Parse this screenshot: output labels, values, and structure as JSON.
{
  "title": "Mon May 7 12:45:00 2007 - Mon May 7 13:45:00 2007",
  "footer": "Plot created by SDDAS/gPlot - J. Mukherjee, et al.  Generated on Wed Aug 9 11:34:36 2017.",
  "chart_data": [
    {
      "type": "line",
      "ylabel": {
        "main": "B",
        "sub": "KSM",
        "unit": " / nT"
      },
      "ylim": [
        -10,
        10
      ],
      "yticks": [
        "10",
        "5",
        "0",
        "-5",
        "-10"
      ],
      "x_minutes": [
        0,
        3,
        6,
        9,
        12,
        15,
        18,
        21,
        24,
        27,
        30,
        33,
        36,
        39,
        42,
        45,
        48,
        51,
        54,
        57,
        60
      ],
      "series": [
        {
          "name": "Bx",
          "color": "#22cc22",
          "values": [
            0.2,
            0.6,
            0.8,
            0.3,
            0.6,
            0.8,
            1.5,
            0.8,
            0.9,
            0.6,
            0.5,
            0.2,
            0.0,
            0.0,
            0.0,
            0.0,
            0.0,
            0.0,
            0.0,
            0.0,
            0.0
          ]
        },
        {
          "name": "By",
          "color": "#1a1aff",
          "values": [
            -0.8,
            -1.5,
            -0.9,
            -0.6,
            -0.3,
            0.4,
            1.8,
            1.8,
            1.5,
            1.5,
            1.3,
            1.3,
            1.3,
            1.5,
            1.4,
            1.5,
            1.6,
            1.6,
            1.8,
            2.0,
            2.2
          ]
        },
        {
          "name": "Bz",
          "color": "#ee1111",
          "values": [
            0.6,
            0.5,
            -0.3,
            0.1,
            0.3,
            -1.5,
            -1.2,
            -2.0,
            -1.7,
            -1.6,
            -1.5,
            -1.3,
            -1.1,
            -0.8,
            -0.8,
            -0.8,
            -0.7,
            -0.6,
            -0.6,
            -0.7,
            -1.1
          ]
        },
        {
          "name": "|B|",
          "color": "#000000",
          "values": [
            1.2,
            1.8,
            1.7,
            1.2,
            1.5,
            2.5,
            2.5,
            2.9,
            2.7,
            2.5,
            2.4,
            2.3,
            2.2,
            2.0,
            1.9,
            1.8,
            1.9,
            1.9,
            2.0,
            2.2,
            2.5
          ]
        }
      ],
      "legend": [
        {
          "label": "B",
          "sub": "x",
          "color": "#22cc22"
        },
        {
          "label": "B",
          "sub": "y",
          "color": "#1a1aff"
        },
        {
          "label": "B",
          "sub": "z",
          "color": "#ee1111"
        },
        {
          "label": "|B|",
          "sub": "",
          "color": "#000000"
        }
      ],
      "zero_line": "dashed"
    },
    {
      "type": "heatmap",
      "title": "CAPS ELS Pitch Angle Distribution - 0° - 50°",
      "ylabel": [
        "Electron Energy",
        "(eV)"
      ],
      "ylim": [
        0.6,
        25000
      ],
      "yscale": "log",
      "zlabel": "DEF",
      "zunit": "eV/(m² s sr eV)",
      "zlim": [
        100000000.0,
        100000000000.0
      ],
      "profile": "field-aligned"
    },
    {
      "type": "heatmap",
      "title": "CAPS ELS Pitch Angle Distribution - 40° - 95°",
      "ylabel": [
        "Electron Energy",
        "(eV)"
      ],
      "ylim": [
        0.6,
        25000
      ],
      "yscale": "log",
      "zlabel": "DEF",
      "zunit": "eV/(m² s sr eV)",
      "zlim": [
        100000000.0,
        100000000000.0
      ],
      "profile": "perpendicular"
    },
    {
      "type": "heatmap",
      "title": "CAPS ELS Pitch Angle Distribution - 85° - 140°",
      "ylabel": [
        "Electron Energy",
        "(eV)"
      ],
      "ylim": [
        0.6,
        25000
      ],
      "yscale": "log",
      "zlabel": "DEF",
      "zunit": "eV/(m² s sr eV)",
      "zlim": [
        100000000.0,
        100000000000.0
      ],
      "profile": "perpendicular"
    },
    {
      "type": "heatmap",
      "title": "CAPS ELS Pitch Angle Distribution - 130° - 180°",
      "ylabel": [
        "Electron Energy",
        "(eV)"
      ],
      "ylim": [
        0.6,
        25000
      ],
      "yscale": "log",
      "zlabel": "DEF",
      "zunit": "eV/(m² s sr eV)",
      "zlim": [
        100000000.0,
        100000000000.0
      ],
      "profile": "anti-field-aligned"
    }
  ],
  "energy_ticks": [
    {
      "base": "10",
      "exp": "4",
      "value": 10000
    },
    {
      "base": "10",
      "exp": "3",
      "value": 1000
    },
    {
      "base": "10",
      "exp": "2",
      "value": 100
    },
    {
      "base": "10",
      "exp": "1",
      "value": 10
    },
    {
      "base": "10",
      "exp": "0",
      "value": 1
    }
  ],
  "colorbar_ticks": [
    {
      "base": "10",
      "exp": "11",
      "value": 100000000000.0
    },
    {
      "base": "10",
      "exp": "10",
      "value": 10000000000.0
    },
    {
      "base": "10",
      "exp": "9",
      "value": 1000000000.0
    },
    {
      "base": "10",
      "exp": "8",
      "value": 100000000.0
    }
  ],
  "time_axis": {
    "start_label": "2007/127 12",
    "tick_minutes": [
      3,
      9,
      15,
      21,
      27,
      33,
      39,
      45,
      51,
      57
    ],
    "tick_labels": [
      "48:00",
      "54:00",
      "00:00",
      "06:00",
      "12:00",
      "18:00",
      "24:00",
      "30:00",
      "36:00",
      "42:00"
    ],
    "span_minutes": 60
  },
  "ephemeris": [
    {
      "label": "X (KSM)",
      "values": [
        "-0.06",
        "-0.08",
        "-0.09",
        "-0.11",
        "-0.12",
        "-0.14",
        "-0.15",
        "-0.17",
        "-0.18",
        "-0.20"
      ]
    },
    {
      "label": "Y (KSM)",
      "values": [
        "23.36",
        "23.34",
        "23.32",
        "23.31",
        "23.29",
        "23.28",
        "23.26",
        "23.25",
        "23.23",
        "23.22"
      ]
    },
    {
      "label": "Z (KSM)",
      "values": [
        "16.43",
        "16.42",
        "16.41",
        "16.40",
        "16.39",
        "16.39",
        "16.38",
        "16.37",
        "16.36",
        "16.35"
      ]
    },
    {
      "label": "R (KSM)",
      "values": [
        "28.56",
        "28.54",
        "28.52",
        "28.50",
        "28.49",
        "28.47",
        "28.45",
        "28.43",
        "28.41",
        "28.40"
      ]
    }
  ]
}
⁂
WHAT IS ASKED ▸ Would you give the material above again, complete and exact?

RESPONSE BELOW ▸
Parse this screenshot: output labels, values, and structure as JSON.
{
  "title": "Mon May 7 12:45:00 2007 - Mon May 7 13:45:00 2007",
  "footer": "Plot created by SDDAS/gPlot - J. Mukherjee, et al.  Generated on Wed Aug 9 11:34:36 2017.",
  "chart_data": [
    {
      "type": "line",
      "ylabel": {
        "main": "B",
        "sub": "KSM",
        "unit": " / nT"
      },
      "ylim": [
        -10,
        10
      ],
      "yticks": [
        "10",
        "5",
        "0",
        "-5",
        "-10"
      ],
      "x_minutes": [
        0,
        3,
        6,
        9,
        12,
        15,
        18,
        21,
        24,
        27,
        30,
        33,
        36,
        39,
        42,
        45,
        48,
        51,
        54,
        57,
        60
      ],
      "series": [
        {
          "name": "Bx",
          "color": "#22cc22",
          "values": [
            0.2,
            0.6,
            0.8,
            0.3,
            0.6,
            0.8,
            1.5,
            0.8,
            0.9,
            0.6,
            0.5,
            0.2,
            0.0,
            0.0,
            0.0,
            0.0,
            0.0,
            0.0,
            0.0,
            0.0,
            0.0
          ]
        },
        {
          "name": "By",
          "color": "#1a1aff",
          "values": [
            -0.8,
            -1.5,
            -0.9,
            -0.6,
            -0.3,
            0.4,
            1.8,
            1.8,
            1.5,
            1.5,
            1.3,
            1.3,
            1.3,
            1.5,
            1.4,
            1.5,
            1.6,
            1.6,
            1.8,
            2.0,
            2.2
          ]
        },
        {
          "name": "Bz",
          "color": "#ee1111",
          "values": [
            0.6,
            0.5,
            -0.3,
            0.1,
            0.3,
            -1.5,
            -1.2,
            -2.0,
            -1.7,
            -1.6,
            -1.5,
            -1.3,
            -1.1,
            -0.8,
            -0.8,
            -0.8,
            -0.7,
            -0.6,
            -0.6,
            -0.7,
            -1.1
          ]
        },
        {
          "name": "|B|",
          "color": "#000000",
          "values": [
            1.2,
            1.8,
            1.7,
            1.2,
            1.5,
            2.5,
            2.5,
            2.9,
            2.7,
            2.5,
            2.4,
            2.3,
            2.2,
            2.0,
            1.9,
            1.8,
            1.9,
            1.9,
            2.0,
            2.2,
            2.5
          ]
        }
      ],
      "legend": [
        {
          "label": "B",
          "sub": "x",
          "color": "#22cc22"
        },
        {
          "label": "B",
          "sub": "y",
          "color": "#1a1aff"
        },
        {
          "label": "B",
          "sub": "z",
          "color": "#ee1111"
        },
        {
          "label": "|B|",
          "sub": "",
          "color": "#000000"
        }
      ],
      "zero_line": "dashed"
    },
    {
      "type": "heatmap",
      "title": "CAPS ELS Pitch Angle Distribution - 0° - 50°",
      "ylabel": [
        "Electron Energy",
        "(eV)"
      ],
      "ylim": [
        0.6,
        25000
      ],
      "yscale": "log",
      "zlabel": "DEF",
      "zunit": "eV/(m² s sr eV)",
      "zlim": [
        100000000.0,
        100000000000.0
      ],
      "profile": "field-aligned"
    },
    {
      "type": "heatmap",
      "title": "CAPS ELS Pitch Angle Distribution - 40° - 95°",
      "ylabel": [
        "Electron Energy",
        "(eV)"
      ],
      "ylim": [
        0.6,
        25000
      ],
      "yscale": "log",
      "zlabel": "DEF",
      "zunit": "eV/(m² s sr eV)",
      "zlim": [
        100000000.0,
        100000000000.0
      ],
      "profile": "perpendicular"
    },
    {
      "type": "heatmap",
      "title": "CAPS ELS Pitch Angle Distribution - 85° - 140°",
      "ylabel": [
        "Electron Energy",
        "(eV)"
      ],
      "ylim": [
        0.6,
        25000
      ],
      "yscale": "log",
      "zlabel": "DEF",
      "zunit": "eV/(m² s sr eV)",
      "zlim": [
        100000000.0,
        100000000000.0
      ],
      "profile": "perpendicular"
    },
    {
      "type": "heatmap",
      "title": "CAPS ELS Pitch Angle Distribution - 130° - 180°",
      "ylabel": [
        "Electron Energy",
        "(eV)"
      ],
      "ylim": [
        0.6,
        25000
      ],
      "yscale": "log",
      "zlabel": "DEF",
      "zunit": "eV/(m² s sr eV)",
      "zlim": [
        100000000.0,
        100000000000.0
      ],
      "profile": "anti-field-aligned"
    }
  ],
  "energy_ticks": [
    {
      "base": "10",
      "exp": "4",
      "value": 10000
    },
    {
      "base": "10",
      "exp": "3",
      "value": 1000
    },
    {
      "base": "10",
      "exp": "2",
      "value": 100
    },
    {
      "base": "10",
      "exp": "1",
      "value": 10
    },
    {
      "base": "10",
      "exp": "0",
      "value": 1
    }
  ],
  "colorbar_ticks": [
    {
      "base": "10",
      "exp": "11",
      "value": 100000000000.0
    },
    {
      "base": "10",
      "exp": "10",
      "value": 10000000000.0
    },
    {
      "base": "10",
      "exp": "9",
      "value": 1000000000.0
    },
    {
      "base": "10",
      "exp": "8",
      "value": 100000000.0
    }
  ],
  "time_axis": {
    "start_label": "2007/127 12",
    "tick_minutes": [
      3,
      9,
      15,
      21,
      27,
      33,
      39,
      45,
      51,
      57
    ],
    "tick_labels": [
      "48:00",
      "54:00",
      "00:00",
      "06:00",
      "12:00",
      "18:00",
      "24:00",
      "30:00",
      "36:00",
      "42:00"
    ],
    "span_minutes": 60
  },
  "ephemeris": [
    {
      "label": "X (KSM)",
      "values": [
        "-0.06",
        "-0.08",
        "-0.09",
        "-0.11",
        "-0.12",
        "-0.14",
        "-0.15",
        "-0.17",
        "-0.18",
        "-0.20"
      ]
    },
    {
      "label": "Y (KSM)",
      "values": [
        "23.36",
        "23.34",
        "23.32",
        "23.31",
        "23.29",
        "23.28",
        "23.26",
        "23.25",
        "23.23",
        "23.22"
      ]
    },
    {
      "label": "Z (KSM)",
      "values": [
        "16.43",
        "16.42",
        "16.41",
        "16.40",
        "16.39",
        "16.39",
        "16.38",
        "16.37",
        "16.36",
        "16.35"
      ]
    },
    {
      "label": "R (KSM)",
      "values": [
        "28.56",
        "28.54",
        "28.52",
        "28.50",
        "28.49",
        "28.47",
        "28.45",
        "28.43",
        "28.41",
        "28.40"
      ]
    }
  ]
}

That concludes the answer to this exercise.